◆ **YOUR INSTRUCTIONS**: Locate every line in the items below that contains the string "插电式混合动力", and copy each of those lines.

** START OF SOURCE DATA **

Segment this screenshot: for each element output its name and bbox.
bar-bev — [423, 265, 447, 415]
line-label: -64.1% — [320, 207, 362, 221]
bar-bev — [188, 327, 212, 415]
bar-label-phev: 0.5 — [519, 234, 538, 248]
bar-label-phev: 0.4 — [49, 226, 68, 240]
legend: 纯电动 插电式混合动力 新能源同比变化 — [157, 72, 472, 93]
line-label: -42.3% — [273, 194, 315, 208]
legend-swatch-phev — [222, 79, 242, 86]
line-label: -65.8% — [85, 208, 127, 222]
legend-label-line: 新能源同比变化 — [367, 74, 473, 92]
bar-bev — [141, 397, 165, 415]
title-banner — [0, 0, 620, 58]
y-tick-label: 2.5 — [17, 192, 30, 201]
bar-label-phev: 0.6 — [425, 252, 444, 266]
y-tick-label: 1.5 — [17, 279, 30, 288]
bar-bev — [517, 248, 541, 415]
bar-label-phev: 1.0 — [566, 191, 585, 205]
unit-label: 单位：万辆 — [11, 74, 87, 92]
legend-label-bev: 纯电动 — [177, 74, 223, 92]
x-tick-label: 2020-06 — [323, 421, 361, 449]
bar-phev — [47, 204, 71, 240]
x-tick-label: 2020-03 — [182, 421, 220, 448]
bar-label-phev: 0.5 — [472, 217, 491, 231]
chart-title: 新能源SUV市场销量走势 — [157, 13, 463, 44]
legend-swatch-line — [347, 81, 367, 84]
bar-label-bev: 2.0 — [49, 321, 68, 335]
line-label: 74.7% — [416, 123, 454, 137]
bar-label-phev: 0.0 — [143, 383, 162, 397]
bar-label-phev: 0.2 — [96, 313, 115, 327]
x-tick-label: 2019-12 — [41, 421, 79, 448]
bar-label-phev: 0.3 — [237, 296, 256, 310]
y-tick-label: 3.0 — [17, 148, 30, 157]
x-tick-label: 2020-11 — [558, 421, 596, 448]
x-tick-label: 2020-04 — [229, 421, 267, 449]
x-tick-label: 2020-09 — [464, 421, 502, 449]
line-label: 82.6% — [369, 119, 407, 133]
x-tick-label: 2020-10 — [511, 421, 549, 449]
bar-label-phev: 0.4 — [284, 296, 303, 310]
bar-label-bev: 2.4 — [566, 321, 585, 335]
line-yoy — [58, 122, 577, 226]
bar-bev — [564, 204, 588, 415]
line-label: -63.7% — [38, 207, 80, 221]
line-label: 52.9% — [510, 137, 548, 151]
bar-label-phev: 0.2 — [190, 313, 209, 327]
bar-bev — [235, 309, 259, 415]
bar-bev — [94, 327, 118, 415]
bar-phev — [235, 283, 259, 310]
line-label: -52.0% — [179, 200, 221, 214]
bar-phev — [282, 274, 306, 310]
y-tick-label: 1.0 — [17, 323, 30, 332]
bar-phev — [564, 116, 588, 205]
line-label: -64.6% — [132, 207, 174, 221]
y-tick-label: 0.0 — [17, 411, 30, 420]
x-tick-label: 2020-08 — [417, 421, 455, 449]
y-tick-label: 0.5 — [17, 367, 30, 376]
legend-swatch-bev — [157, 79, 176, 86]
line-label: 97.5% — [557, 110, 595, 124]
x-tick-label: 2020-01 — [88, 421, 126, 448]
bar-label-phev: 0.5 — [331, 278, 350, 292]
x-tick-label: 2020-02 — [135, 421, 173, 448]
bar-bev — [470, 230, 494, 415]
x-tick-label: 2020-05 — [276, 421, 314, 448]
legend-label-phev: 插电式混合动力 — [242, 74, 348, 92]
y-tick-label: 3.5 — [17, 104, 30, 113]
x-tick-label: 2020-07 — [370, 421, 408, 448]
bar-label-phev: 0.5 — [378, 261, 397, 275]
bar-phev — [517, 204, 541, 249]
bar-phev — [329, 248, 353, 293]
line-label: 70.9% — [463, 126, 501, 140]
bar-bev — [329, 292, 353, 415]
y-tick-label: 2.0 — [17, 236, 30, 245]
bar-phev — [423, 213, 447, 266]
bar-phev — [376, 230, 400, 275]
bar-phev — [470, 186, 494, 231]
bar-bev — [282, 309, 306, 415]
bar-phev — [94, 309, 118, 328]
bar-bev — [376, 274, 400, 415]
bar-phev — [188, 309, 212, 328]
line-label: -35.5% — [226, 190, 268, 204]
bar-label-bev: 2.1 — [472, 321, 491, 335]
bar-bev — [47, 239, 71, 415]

** END OF SOURCE DATA **

◆ **EXPECTED OUTPUT**:
legend: 纯电动 插电式混合动力 新能源同比变化 — [157, 72, 472, 93]
legend-label-phev: 插电式混合动力 — [242, 74, 348, 92]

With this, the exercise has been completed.